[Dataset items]
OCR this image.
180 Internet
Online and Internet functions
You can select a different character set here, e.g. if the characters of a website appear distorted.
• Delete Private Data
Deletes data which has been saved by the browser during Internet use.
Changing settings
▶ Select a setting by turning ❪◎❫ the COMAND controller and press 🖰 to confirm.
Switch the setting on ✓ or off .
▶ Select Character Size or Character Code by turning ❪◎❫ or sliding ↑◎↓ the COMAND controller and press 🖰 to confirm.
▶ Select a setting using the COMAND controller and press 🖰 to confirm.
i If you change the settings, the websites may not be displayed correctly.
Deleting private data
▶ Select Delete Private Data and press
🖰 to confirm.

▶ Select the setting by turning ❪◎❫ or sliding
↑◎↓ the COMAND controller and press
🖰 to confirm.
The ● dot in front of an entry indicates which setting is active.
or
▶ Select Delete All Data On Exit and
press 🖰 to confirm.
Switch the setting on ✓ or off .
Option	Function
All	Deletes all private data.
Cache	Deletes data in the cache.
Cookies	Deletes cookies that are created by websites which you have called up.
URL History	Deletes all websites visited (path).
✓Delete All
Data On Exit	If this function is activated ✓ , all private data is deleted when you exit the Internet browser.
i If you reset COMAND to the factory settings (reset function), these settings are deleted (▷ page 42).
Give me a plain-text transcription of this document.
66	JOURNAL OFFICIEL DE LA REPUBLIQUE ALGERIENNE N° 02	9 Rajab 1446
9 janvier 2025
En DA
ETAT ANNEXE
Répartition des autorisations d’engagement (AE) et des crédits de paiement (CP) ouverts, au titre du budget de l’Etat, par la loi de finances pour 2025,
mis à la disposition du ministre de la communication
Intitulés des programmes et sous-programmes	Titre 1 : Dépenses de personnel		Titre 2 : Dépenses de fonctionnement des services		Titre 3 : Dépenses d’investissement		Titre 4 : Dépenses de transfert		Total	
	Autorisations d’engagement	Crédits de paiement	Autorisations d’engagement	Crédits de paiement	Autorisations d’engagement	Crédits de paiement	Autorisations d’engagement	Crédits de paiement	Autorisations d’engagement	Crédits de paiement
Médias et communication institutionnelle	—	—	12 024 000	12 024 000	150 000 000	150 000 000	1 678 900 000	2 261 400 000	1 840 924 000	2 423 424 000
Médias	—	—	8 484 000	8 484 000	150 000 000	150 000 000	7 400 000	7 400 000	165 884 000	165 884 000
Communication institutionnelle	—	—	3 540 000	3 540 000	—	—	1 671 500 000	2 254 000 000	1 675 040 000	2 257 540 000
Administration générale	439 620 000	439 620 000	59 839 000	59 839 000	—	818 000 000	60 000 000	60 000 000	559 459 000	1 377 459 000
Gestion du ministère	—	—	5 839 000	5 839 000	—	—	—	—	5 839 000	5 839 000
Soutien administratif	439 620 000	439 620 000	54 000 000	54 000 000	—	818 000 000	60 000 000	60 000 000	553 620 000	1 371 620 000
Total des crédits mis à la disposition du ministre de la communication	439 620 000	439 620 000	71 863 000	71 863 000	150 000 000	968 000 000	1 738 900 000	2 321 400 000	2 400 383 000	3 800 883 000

__Task requirements__
Repeat the preceding lines exactly, please, every one of them.

__Task solution__
OCR this image.
180 Internet
Online and Internet functions
You can select a different character set here, e.g. if the characters of a website appear distorted.
• Delete Private Data
Deletes data which has been saved by the browser during Internet use.
Changing settings
▶ Select a setting by turning ❪◎❫ the COMAND controller and press 🖰 to confirm.
Switch the setting on ✓ or off .
▶ Select Character Size or Character Code by turning ❪◎❫ or sliding ↑◎↓ the COMAND controller and press 🖰 to confirm.
▶ Select a setting using the COMAND controller and press 🖰 to confirm.
i If you change the settings, the websites may not be displayed correctly.
Deleting private data
▶ Select Delete Private Data and press
🖰 to confirm.

▶ Select the setting by turning ❪◎❫ or sliding
↑◎↓ the COMAND controller and press
🖰 to confirm.
The ● dot in front of an entry indicates which setting is active.
or
▶ Select Delete All Data On Exit and
press 🖰 to confirm.
Switch the setting on ✓ or off .
Option	Function
All	Deletes all private data.
Cache	Deletes data in the cache.
Cookies	Deletes cookies that are created by websites which you have called up.
URL History	Deletes all websites visited (path).
✓Delete All
Data On Exit	If this function is activated ✓ , all private data is deleted when you exit the Internet browser.
i If you reset COMAND to the factory settings (reset function), these settings are deleted (▷ page 42).
Give me a plain-text transcription of this document.
66	JOURNAL OFFICIEL DE LA REPUBLIQUE ALGERIENNE N° 02	9 Rajab 1446
9 janvier 2025
En DA
ETAT ANNEXE
Répartition des autorisations d’engagement (AE) et des crédits de paiement (CP) ouverts, au titre du budget de l’Etat, par la loi de finances pour 2025,
mis à la disposition du ministre de la communication
Intitulés des programmes et sous-programmes	Titre 1 : Dépenses de personnel		Titre 2 : Dépenses de fonctionnement des services		Titre 3 : Dépenses d’investissement		Titre 4 : Dépenses de transfert		Total	
	Autorisations d’engagement	Crédits de paiement	Autorisations d’engagement	Crédits de paiement	Autorisations d’engagement	Crédits de paiement	Autorisations d’engagement	Crédits de paiement	Autorisations d’engagement	Crédits de paiement
Médias et communication institutionnelle	—	—	12 024 000	12 024 000	150 000 000	150 000 000	1 678 900 000	2 261 400 000	1 840 924 000	2 423 424 000
Médias	—	—	8 484 000	8 484 000	150 000 000	150 000 000	7 400 000	7 400 000	165 884 000	165 884 000
Communication institutionnelle	—	—	3 540 000	3 540 000	—	—	1 671 500 000	2 254 000 000	1 675 040 000	2 257 540 000
Administration générale	439 620 000	439 620 000	59 839 000	59 839 000	—	818 000 000	60 000 000	60 000 000	559 459 000	1 377 459 000
Gestion du ministère	—	—	5 839 000	5 839 000	—	—	—	—	5 839 000	5 839 000
Soutien administratif	439 620 000	439 620 000	54 000 000	54 000 000	—	818 000 000	60 000 000	60 000 000	553 620 000	1 371 620 000
Total des crédits mis à la disposition du ministre de la communication	439 620 000	439 620 000	71 863 000	71 863 000	150 000 000	968 000 000	1 738 900 000	2 321 400 000	2 400 383 000	3 800 883 000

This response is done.